**** Document

Penn State’s Contemptible Do-Over

In obtaining an injunction from United States District Judge for the Middle District of Pennsylvania, Matthew Brann, on behalf of a Penn State pre-med student found responsible for sexual assault, lawyers for John Doe, the male student burned by Penn State, learned that he should anticipate a positive determination going forward. There was a “likelihood” that he would prevail on the merits.

Penn State understood that part of the decision too.

A three-member Title IX panel in June found Doe violated the Student Code of Conduct by engaging in nonconsensual sex with a coed in the same seven-year pre-med program that is affiliated with Thomas Jefferson University in Philadelphia. He denies the allegations.

Brann, in granting the preliminary injunction , found Penn State had violated its procedures in adjudicating Doe and he had the likelihood of success in his due process claims.

If you’re the attorney for John Doe, having raised the full panoply of due process failures, from the investigation carefully designed to burn the accused to the denial of due process at the hearing, this relief is huge. If you’re the federal judge before whom the case is pending, you’ve foreshadowed the outcome and told the defendants that they blew it. Just how badly has yet to be determined, but it won’t be pretty.

But if you’re a college administrator or lawyer, where the sanctuary of the campus is like an independent world where the laws that constrain the lesser people don’t apply, you tee up a Mulligan and take another swing at your leisure. After all, who is this federal judge to you that the almighty college doesn’t get to control its own campus?

The contempt motion cites a Sept. 25 email Shaha sent Doe stating the university had withdrawn the panel’s finding of responsibility and sanctions and a new Title IX decision panel will be convened.

Penn State claims it will address concerns Brann expressed in his order by conducting a new hearing.

“Address concerns” isn’t quite how this works, although such a wiggly description might give the appearance that Penn State will “fix” what it did so terribly wrong the first time. The first issue is that there is no mechanism by which Penn State can simply vacate its prior determination and go for two.

********
**** Listed entries

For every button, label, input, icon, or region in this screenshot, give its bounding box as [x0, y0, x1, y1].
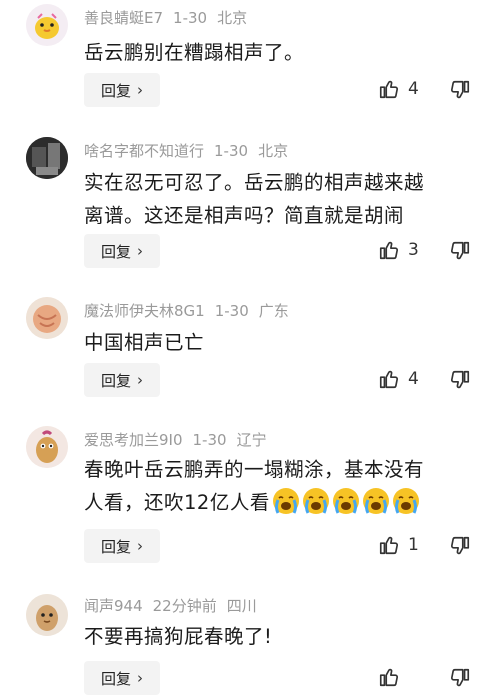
comment-date: 1-30	[214, 302, 249, 320]
avatar[interactable]	[26, 137, 68, 179]
comment-text-line: 离谱。这还是相声吗？简直就是胡闹	[84, 204, 405, 227]
comment-date: 1-30	[214, 142, 249, 160]
peach-ball-icon	[26, 297, 68, 339]
reply-button[interactable]: 回复 ›	[84, 73, 160, 107]
like-count: 3	[408, 240, 419, 260]
comment-location: 北京	[258, 142, 289, 160]
chevron-right-icon: ›	[137, 371, 143, 389]
comment-meta: 啥名字都不知道行 1-30 北京	[84, 141, 298, 161]
avatar[interactable]	[26, 594, 68, 636]
comment-text: 实在忍无可忍了。岳云鹏的相声越来越 离谱。这还是相声吗？简直就是胡闹	[84, 166, 484, 232]
comment-date: 22分钟前	[152, 597, 217, 615]
reply-button[interactable]: 回复 ›	[84, 529, 160, 563]
comment-text-line: 实在忍无可忍了。岳云鹏的相声越来越	[84, 171, 425, 194]
like-count: 4	[408, 79, 419, 99]
thumbs-up-icon	[378, 239, 400, 261]
crying-face-emoji-group	[270, 488, 420, 514]
comment-location: 广东	[258, 302, 289, 320]
like-button[interactable]: 1	[378, 534, 419, 556]
comment-location: 四川	[226, 597, 257, 615]
dislike-button[interactable]	[449, 369, 471, 391]
thumbs-down-icon	[451, 536, 470, 555]
chick-face-icon	[26, 4, 68, 46]
dislike-button[interactable]	[449, 535, 471, 557]
thumbs-up-icon	[378, 666, 400, 688]
reply-label: 回复	[100, 371, 131, 390]
crying-face-emoji	[272, 488, 299, 514]
dark-photo-icon	[26, 137, 68, 179]
like-count: 1	[408, 535, 419, 555]
avatar[interactable]	[26, 426, 68, 468]
comment-text: 中国相声已亡	[84, 331, 205, 354]
thumbs-down-icon	[451, 241, 470, 260]
thumbs-down-icon	[451, 370, 470, 389]
reply-button[interactable]: 回复 ›	[84, 363, 160, 397]
comment-date: 1-30	[173, 9, 208, 27]
thumbs-up-icon	[378, 78, 400, 100]
like-button[interactable]: 4	[378, 368, 419, 390]
reply-label: 回复	[100, 537, 131, 556]
thumbs-up-icon	[378, 534, 400, 556]
username[interactable]: 爱思考加兰9I0	[84, 431, 183, 449]
like-button[interactable]	[378, 666, 408, 688]
like-count: 4	[408, 369, 419, 389]
avatar[interactable]	[26, 297, 68, 339]
reply-button[interactable]: 回复 ›	[84, 234, 160, 268]
peanut-creature-icon	[26, 594, 68, 636]
username[interactable]: 善良蜻蜓E7	[84, 9, 163, 27]
crying-face-emoji	[392, 488, 419, 514]
username[interactable]: 魔法师伊夫林8G1	[84, 302, 205, 320]
like-button[interactable]: 3	[378, 239, 419, 261]
crying-face-emoji	[362, 488, 389, 514]
bean-creature-icon	[26, 426, 68, 468]
username[interactable]: 闻声944	[84, 597, 143, 615]
chevron-right-icon: ›	[137, 81, 143, 99]
comment-meta: 爱思考加兰9I0 1-30 辽宁	[84, 430, 277, 450]
thumbs-down-icon	[451, 668, 470, 687]
comment-meta: 善良蜻蜓E7 1-30 北京	[84, 8, 257, 28]
chevron-right-icon: ›	[137, 537, 143, 555]
comment-location: 辽宁	[236, 431, 267, 449]
crying-face-emoji	[302, 488, 329, 514]
dislike-button[interactable]	[449, 240, 471, 262]
comment-text-segment: 人看，还吹12亿人看	[84, 491, 270, 514]
reply-button[interactable]: 回复 ›	[84, 661, 160, 695]
chevron-right-icon: ›	[137, 669, 143, 687]
thumbs-up-icon	[378, 368, 400, 390]
comment-text: 春晚叶岳云鹏弄的一塌糊涂，基本没有 人看，还吹12亿人看	[84, 453, 484, 519]
chevron-right-icon: ›	[137, 242, 143, 260]
reply-label: 回复	[100, 81, 131, 100]
avatar[interactable]	[26, 4, 68, 46]
like-button[interactable]: 4	[378, 78, 419, 100]
reply-label: 回复	[100, 242, 131, 261]
comment-text-line: 人看，还吹12亿人看	[84, 486, 484, 519]
crying-face-emoji	[332, 488, 359, 514]
dislike-button[interactable]	[449, 79, 471, 101]
comment-text: 不要再搞狗屁春晚了!	[84, 625, 273, 648]
comment-text: 岳云鹏别在糟蹋相声了。	[84, 41, 305, 64]
comment-date: 1-30	[192, 431, 227, 449]
comment-meta: 闻声944 22分钟前 四川	[84, 596, 267, 616]
comment-meta: 魔法师伊夫林8G1 1-30 广东	[84, 301, 299, 321]
reply-label: 回复	[100, 669, 131, 688]
username[interactable]: 啥名字都不知道行	[84, 142, 204, 160]
comment-location: 北京	[217, 9, 248, 27]
thumbs-down-icon	[451, 80, 470, 99]
comment-text-line: 春晚叶岳云鹏弄的一塌糊涂，基本没有	[84, 458, 425, 481]
dislike-button[interactable]	[449, 667, 471, 689]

********

▸ Problem A
In the article on Penn State's Title IX do-over, which university is the seven-year pre-med program affiliated with?
▸ Problem B
Proceed with the article on Penn State's Title IX do-over, picking up right after its last sentence.

▸ Expected answer A
Thomas Jefferson University in Philadelphia.

▸ Expected answer B
Following the June 27, 2017 denial, Plaintiff’s case was over in the eyes of Penn State. This is simply no mechanism for which Defendants and Danny Shaha can justify their outrageous conduct in attempting to sua sponte vacate the decision and conduct a new hearing. Could the Plaintiff sua sponte vacate the findings and order a new hearing for himself, I don’t think so. The procedures clearly and unambiguously state no further review will occur. Besides Defendants contempt of this Court, Defendants and Mr. Shaha have no authority to retry the Plaintiff.

Losing in federal court on the motion for injunctive relief doesn’t change this. If anything, the fact that Penn State is under federal jurisdiction in this matter precludes the college from coming up with a new scheme to circumvent the authority of Judge Brann.

But beyond the absence of any procedural authority to take this action, it fails to “address concerns” that have yet to be the subject of the court’s ruling.

In their attempt to circumvent this Court’s holdings, Defendants and Danny Shaha have at best grossly misinterpreted the hearing testimony and more importantly this Court’s findings as to full extent of the Defendants Due Process violations perpetrated upon the Plaintiff.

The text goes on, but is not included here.